-------- Supplied passage --------

- Promotional poster for the episode "All I Can Say Is I'm Sorry"
- Episode no.: Season 3 Episode 6
- Directed by: Jason Zurek; Dan Duncan; Shaun O'Neil;
- Written by: Ross Stracke; Simon Racioppa;
- Based on: Volume 11: Happy Days (Issue #58-59)
- Original release date: February 27, 2025
- Running time: 54 minutes

Additional cast
- Scott Duvall / Powerplex (voiced by Aaron Paul); Becky Duvall (voiced by Kate Mara); Shrinking Rae (voiced by Grey DeLisle); The Elephant (voiced by John DiMaggio); Samantha Eve Wilkins / Atom Eve (voiced by Gillian Jacobs); Rudy Connors / Robot (voiced by Ross Marquand); Angstrom Levy (voiced by Sterling K. Brown);

Episode chronology
| ← Previous "This Was Supposed to Be Easy" | Next → "What Have I Done?" |
- Invincible season 3

= All I Can Say Is I'm Sorry =

"All I Can Say Is I'm Sorry" is the sixth episode of the third season of the adult animated superhero television series Invincible and the twenty-third episode overall. It premiered on February 27, 2025 on Amazon Prime Video. Directed by Jason Zurek, Dan Duncan, and Shaun O'Neil, it was written by Ross Stracke and Simon Racioppa. Adapting the concluding storyline of the original comic volume Happy Days, the episode introduces a new antagonist, Powerplex (voiced by Aaron Paul), and explores the emotional fallout of Mark Grayson's (voiced by Steven Yeun) actions as the superhero Invincible, particularly the devastation caused during his battle with Omni-Man in the first season finale.

-------- Given information --------

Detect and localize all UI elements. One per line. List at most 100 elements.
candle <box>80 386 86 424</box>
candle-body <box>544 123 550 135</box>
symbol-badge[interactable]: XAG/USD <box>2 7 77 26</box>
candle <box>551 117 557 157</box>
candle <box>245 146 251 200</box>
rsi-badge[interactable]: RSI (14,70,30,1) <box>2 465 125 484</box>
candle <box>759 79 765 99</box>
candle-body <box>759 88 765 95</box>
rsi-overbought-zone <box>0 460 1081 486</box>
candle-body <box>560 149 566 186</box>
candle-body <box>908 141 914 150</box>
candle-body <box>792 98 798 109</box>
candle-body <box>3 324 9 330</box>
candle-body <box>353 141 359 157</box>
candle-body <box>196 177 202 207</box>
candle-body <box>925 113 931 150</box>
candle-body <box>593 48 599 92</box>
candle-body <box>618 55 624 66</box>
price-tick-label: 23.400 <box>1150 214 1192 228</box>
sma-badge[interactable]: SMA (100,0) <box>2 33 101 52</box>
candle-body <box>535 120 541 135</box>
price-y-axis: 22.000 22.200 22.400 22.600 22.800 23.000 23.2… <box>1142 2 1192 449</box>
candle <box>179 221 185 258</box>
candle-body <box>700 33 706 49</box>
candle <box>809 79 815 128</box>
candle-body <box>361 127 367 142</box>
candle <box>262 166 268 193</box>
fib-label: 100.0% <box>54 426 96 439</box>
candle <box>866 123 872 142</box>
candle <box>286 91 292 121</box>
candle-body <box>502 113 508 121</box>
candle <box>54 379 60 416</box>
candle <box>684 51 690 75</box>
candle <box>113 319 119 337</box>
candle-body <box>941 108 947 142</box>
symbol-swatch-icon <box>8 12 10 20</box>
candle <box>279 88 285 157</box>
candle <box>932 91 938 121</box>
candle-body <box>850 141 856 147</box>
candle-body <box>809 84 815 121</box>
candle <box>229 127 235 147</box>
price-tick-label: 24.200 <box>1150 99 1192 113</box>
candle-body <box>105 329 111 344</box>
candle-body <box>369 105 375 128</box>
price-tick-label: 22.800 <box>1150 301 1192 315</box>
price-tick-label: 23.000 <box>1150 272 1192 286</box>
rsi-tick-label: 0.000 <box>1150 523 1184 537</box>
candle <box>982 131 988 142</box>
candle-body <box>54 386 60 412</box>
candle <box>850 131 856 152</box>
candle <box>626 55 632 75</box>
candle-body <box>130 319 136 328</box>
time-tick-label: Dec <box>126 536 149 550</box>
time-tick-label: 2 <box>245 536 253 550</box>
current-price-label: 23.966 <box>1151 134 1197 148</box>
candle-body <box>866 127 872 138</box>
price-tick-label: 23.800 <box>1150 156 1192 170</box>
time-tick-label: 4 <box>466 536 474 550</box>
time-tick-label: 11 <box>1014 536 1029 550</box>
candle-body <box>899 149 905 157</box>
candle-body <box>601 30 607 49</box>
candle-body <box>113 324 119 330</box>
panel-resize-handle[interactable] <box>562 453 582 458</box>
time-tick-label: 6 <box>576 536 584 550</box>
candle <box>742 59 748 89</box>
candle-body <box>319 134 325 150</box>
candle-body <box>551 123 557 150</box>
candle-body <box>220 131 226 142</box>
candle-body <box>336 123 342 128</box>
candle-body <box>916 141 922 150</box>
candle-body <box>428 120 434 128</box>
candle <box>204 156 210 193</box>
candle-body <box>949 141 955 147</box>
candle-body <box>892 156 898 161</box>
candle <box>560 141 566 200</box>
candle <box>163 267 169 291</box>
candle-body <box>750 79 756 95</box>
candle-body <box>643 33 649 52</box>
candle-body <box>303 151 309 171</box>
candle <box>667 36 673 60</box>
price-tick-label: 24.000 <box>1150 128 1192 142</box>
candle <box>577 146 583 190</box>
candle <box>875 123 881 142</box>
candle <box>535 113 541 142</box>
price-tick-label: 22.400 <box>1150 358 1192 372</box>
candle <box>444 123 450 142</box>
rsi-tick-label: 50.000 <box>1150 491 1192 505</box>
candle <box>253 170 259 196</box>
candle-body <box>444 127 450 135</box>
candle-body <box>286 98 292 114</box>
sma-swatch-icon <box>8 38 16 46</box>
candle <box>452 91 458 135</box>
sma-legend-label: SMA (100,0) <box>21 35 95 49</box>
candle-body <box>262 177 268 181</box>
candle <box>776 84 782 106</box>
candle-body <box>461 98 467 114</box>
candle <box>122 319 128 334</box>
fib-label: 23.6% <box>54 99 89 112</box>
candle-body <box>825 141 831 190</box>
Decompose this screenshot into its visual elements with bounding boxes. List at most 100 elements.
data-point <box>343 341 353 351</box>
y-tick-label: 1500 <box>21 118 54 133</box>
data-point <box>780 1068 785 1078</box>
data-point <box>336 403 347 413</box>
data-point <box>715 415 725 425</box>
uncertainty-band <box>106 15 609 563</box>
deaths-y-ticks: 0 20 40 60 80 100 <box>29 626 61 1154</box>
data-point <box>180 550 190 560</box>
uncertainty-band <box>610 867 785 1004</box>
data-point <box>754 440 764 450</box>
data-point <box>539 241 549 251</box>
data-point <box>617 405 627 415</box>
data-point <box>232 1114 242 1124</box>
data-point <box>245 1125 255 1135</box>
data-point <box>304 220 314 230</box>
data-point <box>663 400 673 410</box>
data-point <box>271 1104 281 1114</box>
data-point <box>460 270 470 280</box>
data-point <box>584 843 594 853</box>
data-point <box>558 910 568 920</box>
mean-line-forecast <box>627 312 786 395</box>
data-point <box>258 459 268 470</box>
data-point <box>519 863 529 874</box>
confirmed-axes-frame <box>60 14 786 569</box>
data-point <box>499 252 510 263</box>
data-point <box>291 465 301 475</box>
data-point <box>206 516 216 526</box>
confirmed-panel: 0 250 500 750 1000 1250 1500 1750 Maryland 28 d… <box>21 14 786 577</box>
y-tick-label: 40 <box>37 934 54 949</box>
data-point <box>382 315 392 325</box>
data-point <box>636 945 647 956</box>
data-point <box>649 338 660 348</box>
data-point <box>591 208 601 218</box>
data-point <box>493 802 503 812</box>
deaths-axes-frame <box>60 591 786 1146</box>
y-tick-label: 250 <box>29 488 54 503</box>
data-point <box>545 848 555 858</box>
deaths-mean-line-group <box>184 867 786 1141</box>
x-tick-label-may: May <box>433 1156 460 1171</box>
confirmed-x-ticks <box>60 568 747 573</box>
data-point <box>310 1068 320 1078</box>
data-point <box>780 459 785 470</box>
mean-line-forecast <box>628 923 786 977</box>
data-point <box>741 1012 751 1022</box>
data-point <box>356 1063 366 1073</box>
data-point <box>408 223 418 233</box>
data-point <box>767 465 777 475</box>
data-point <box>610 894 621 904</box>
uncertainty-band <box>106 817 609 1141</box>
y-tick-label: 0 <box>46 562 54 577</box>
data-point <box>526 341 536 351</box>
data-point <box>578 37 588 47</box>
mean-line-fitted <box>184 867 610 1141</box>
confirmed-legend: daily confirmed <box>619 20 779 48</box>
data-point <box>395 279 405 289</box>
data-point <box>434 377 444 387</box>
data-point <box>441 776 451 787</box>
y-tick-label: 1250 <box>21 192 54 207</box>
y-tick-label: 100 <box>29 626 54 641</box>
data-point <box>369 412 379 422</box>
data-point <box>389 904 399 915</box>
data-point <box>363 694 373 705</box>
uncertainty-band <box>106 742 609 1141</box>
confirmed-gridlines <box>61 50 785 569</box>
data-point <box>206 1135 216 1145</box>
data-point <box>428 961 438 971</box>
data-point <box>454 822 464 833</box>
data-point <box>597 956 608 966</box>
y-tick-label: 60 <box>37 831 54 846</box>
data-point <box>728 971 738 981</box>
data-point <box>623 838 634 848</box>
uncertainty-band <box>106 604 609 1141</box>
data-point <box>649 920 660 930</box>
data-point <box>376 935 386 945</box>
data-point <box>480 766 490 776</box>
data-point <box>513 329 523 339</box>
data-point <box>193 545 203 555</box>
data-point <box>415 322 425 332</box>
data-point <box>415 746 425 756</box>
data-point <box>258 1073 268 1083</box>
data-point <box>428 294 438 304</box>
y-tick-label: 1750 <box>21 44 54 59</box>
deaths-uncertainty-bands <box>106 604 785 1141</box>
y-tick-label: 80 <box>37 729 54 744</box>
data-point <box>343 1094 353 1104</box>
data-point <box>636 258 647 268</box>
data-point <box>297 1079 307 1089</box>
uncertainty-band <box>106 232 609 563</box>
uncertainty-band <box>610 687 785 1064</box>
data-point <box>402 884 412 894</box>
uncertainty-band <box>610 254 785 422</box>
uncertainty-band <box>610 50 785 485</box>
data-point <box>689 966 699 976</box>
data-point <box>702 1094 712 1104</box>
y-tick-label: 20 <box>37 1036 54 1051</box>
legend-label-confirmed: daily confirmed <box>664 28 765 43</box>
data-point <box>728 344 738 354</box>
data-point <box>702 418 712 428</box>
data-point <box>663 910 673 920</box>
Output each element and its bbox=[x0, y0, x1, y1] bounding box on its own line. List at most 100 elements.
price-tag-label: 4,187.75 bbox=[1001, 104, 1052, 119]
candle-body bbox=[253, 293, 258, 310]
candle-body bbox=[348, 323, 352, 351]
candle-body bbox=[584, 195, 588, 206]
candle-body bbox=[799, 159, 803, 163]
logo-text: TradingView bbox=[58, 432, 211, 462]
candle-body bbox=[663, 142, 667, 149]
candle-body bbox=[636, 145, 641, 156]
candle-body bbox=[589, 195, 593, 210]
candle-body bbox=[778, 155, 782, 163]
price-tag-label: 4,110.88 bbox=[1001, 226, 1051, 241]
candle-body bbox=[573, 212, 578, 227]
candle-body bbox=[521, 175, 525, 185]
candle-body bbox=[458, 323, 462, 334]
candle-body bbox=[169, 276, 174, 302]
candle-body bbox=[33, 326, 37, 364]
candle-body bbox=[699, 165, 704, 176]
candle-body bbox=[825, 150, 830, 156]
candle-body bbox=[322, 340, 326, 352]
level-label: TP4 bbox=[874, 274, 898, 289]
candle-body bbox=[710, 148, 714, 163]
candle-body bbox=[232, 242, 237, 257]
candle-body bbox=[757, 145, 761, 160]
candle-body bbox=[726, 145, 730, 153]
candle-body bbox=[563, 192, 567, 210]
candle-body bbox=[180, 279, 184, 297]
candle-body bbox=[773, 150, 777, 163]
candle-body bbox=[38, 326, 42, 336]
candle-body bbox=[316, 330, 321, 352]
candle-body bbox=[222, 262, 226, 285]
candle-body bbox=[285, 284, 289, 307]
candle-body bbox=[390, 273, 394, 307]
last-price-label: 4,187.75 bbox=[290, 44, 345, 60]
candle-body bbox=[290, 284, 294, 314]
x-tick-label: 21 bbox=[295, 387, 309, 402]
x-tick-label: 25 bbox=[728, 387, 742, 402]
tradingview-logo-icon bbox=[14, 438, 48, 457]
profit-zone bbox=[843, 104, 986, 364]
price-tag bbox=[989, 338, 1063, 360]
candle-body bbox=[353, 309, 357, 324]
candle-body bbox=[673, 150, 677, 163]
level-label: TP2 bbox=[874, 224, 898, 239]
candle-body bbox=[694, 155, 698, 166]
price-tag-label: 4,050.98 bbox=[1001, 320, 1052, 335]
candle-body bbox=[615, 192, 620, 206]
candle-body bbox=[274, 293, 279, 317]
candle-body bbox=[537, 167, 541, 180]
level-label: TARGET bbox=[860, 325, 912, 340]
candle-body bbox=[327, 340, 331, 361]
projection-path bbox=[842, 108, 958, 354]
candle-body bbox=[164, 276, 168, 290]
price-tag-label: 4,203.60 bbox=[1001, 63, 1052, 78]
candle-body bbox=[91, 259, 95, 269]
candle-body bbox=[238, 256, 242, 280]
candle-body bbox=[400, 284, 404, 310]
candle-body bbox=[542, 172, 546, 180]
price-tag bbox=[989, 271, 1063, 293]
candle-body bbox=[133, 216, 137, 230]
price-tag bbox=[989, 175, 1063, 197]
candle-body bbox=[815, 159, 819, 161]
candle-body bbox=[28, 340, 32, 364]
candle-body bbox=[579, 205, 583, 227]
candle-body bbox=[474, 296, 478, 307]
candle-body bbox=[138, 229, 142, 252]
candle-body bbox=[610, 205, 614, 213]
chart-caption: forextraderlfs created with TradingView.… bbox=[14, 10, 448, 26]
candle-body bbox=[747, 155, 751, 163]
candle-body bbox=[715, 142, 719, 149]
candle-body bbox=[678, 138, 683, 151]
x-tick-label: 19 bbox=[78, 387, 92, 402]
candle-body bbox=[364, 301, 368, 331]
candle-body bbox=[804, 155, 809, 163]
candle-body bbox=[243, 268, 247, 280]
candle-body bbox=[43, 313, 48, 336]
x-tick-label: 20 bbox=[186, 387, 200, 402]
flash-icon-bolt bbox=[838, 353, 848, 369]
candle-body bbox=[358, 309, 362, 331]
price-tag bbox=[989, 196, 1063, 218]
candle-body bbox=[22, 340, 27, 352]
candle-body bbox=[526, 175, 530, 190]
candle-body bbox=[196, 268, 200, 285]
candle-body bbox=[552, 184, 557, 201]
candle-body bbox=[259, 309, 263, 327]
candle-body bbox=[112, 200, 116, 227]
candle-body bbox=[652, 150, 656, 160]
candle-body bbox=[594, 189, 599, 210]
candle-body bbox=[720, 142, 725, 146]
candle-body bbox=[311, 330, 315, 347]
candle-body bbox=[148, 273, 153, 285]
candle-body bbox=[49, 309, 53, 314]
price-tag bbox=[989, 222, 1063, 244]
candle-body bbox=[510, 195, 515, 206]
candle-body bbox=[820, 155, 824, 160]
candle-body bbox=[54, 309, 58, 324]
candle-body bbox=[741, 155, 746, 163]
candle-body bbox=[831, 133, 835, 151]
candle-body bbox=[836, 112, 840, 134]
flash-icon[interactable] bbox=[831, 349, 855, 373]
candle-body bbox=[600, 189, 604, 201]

--------

_Exercise requirements:_
(a) In the Invincible episode article, rewrite the stretch from "Episode chronology" through "first season finale." and switch "Amazon Prime Video" to "a streaming service".
(b) Name every voice actor credited in the Invincible episode article.

_Results for each task:_
(a)
Episode chronology
| ← Previous "This Was Supposed to Be Easy" | Next → "What Have I Done?" |
- Invincible season 3

= All I Can Say Is I'm Sorry =

"All I Can Say Is I'm Sorry" is the sixth episode of the third season of the adult animated superhero television series Invincible and the twenty-third episode overall. It premiered on February 27, 2025 on a streaming service. Directed by Jason Zurek, Dan Duncan, and Shaun O'Neil, it was written by Ross Stracke and Simon Racioppa. Adapting the concluding storyline of the original comic volume Happy Days, the episode introduces a new antagonist, Powerplex (voiced by Aaron Paul), and explores the emotional fallout of Mark Grayson's (voiced by Steven Yeun) actions as the superhero Invincible, particularly the devastation caused during his battle with Omni-Man in the first season finale.

(b) Aaron Paul, Kate Mara, Grey DeLisle, John DiMaggio, Gillian Jacobs, Ross Marquand, Sterling K. Brown, Steven Yeun